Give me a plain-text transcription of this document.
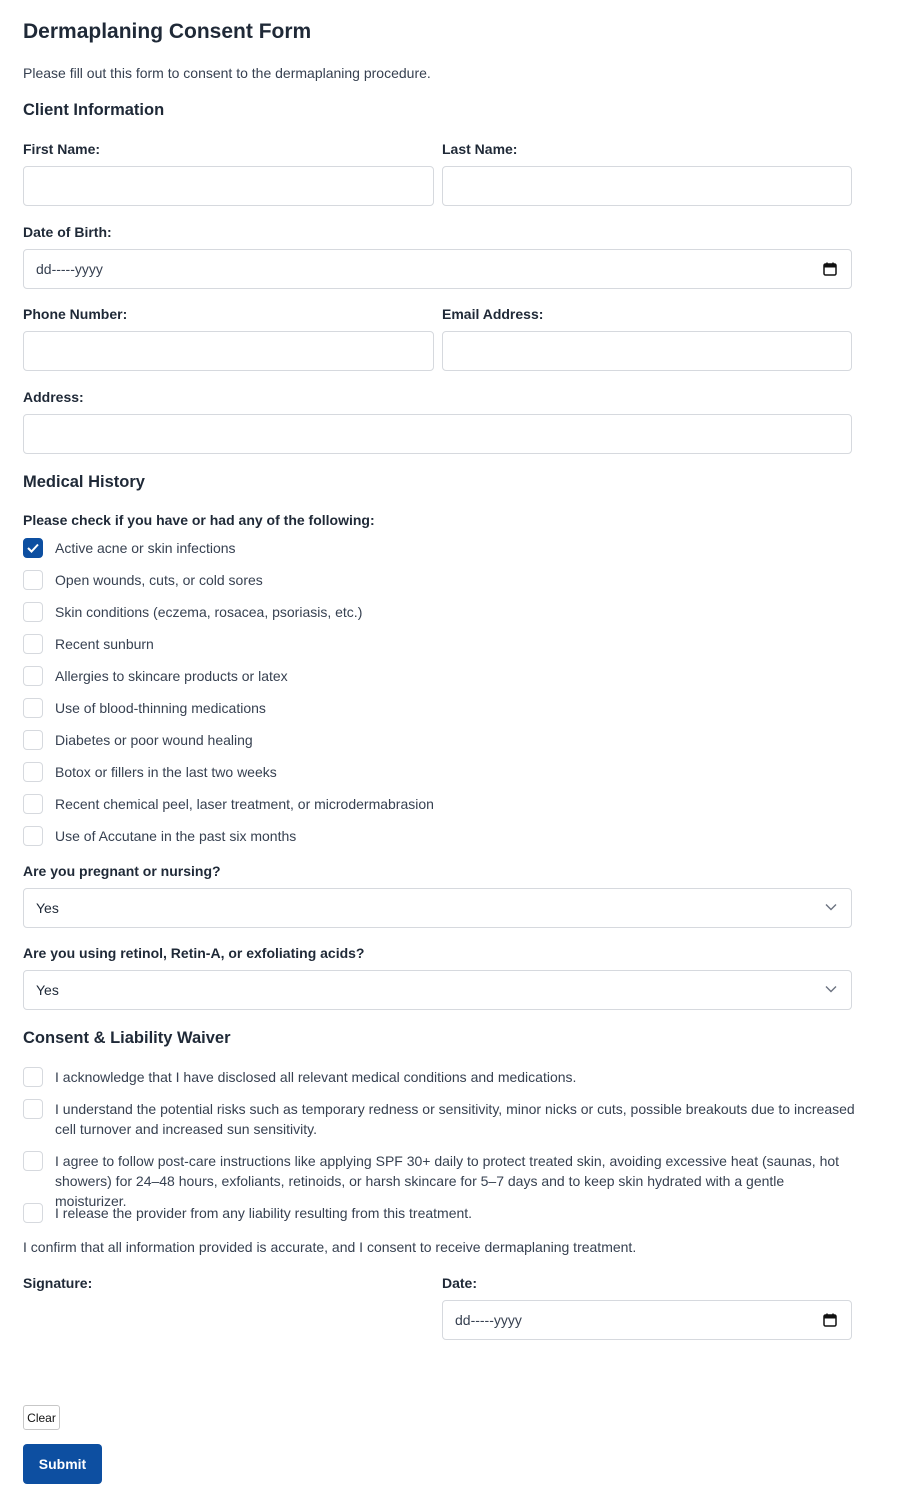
Dermaplaning Consent Form
Please fill out this form to consent to the dermaplaning procedure.
Client Information
First Name:	Last Name:
Date of Birth:
dd-----yyyy
Phone Number:	Email Address:
Address:
Medical History
Please check if you have or had any of the following:
Active acne or skin infections
Open wounds, cuts, or cold sores
Skin conditions (eczema, rosacea, psoriasis, etc.)
Recent sunburn
Allergies to skincare products or latex
Use of blood-thinning medications
Diabetes or poor wound healing
Botox or fillers in the last two weeks
Recent chemical peel, laser treatment, or microdermabrasion
Use of Accutane in the past six months
Are you pregnant or nursing?
Yes
Are you using retinol, Retin-A, or exfoliating acids?
Yes
Consent & Liability Waiver
I acknowledge that I have disclosed all relevant medical conditions and medications.
I understand the potential risks such as temporary redness or sensitivity, minor nicks or cuts, possible breakouts due to increased
cell turnover and increased sun sensitivity.
I agree to follow post-care instructions like applying SPF 30+ daily to protect treated skin, avoiding excessive heat (saunas, hot
showers) for 24–48 hours, exfoliants, retinoids, or harsh skincare for 5–7 days and to keep skin hydrated with a gentle moisturizer.
I release the provider from any liability resulting from this treatment.
I confirm that all information provided is accurate, and I consent to receive dermaplaning treatment.
Signature:	Date:
dd-----yyyy
Clear
Submit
----------
_Work required_. Give every line of the material that includes the string "Address".

_Solution for this task_.
Phone Number:	Email Address:
Address:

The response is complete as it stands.